Write out the listing exactly as it is given.

■ **ENTRIES SUPPLIED**:

# # # #

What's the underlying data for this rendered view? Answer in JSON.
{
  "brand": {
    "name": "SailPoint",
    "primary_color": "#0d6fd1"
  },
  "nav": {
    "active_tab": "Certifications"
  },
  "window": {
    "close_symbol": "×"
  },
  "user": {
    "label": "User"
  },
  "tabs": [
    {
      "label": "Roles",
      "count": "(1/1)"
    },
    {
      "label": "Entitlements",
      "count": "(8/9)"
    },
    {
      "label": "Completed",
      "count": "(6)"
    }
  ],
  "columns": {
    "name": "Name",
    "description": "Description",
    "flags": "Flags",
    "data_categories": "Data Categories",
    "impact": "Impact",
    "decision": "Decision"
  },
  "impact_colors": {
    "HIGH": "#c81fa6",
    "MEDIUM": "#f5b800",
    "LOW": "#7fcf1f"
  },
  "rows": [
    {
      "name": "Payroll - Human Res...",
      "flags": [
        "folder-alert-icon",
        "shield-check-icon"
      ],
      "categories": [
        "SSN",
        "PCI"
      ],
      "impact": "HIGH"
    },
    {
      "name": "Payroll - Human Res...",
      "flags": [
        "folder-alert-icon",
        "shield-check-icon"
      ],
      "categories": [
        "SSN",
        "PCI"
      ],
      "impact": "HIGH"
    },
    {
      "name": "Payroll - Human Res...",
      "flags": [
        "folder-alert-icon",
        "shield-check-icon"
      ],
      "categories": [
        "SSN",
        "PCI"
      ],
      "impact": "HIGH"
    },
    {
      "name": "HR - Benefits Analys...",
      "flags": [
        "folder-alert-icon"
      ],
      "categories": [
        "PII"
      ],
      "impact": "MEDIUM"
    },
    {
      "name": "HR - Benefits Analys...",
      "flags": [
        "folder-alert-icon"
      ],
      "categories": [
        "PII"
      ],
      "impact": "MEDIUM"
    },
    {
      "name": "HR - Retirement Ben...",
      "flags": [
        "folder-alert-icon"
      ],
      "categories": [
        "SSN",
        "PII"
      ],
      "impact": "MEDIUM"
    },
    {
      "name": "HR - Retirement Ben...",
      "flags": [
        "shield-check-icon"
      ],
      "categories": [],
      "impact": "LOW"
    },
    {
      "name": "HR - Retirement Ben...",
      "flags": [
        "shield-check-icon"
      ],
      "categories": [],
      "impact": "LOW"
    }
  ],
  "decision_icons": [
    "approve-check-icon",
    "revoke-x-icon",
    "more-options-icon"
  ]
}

# # # #

■ **RIGHT ANSWER**:
What's the underlying data for this rendered view? Answer in JSON.
{
  "brand": {
    "name": "SailPoint",
    "primary_color": "#0d6fd1"
  },
  "nav": {
    "active_tab": "Certifications"
  },
  "window": {
    "close_symbol": "×"
  },
  "user": {
    "label": "User"
  },
  "tabs": [
    {
      "label": "Roles",
      "count": "(1/1)"
    },
    {
      "label": "Entitlements",
      "count": "(8/9)"
    },
    {
      "label": "Completed",
      "count": "(6)"
    }
  ],
  "columns": {
    "name": "Name",
    "description": "Description",
    "flags": "Flags",
    "data_categories": "Data Categories",
    "impact": "Impact",
    "decision": "Decision"
  },
  "impact_colors": {
    "HIGH": "#c81fa6",
    "MEDIUM": "#f5b800",
    "LOW": "#7fcf1f"
  },
  "rows": [
    {
      "name": "Payroll - Human Res...",
      "flags": [
        "folder-alert-icon",
        "shield-check-icon"
      ],
      "categories": [
        "SSN",
        "PCI"
      ],
      "impact": "HIGH"
    },
    {
      "name": "Payroll - Human Res...",
      "flags": [
        "folder-alert-icon",
        "shield-check-icon"
      ],
      "categories": [
        "SSN",
        "PCI"
      ],
      "impact": "HIGH"
    },
    {
      "name": "Payroll - Human Res...",
      "flags": [
        "folder-alert-icon",
        "shield-check-icon"
      ],
      "categories": [
        "SSN",
        "PCI"
      ],
      "impact": "HIGH"
    },
    {
      "name": "HR - Benefits Analys...",
      "flags": [
        "folder-alert-icon"
      ],
      "categories": [
        "PII"
      ],
      "impact": "MEDIUM"
    },
    {
      "name": "HR - Benefits Analys...",
      "flags": [
        "folder-alert-icon"
      ],
      "categories": [
        "PII"
      ],
      "impact": "MEDIUM"
    },
    {
      "name": "HR - Retirement Ben...",
      "flags": [
        "folder-alert-icon"
      ],
      "categories": [
        "SSN",
        "PII"
      ],
      "impact": "MEDIUM"
    },
    {
      "name": "HR - Retirement Ben...",
      "flags": [
        "shield-check-icon"
      ],
      "categories": [],
      "impact": "LOW"
    },
    {
      "name": "HR - Retirement Ben...",
      "flags": [
        "shield-check-icon"
      ],
      "categories": [],
      "impact": "LOW"
    }
  ],
  "decision_icons": [
    "approve-check-icon",
    "revoke-x-icon",
    "more-options-icon"
  ]
}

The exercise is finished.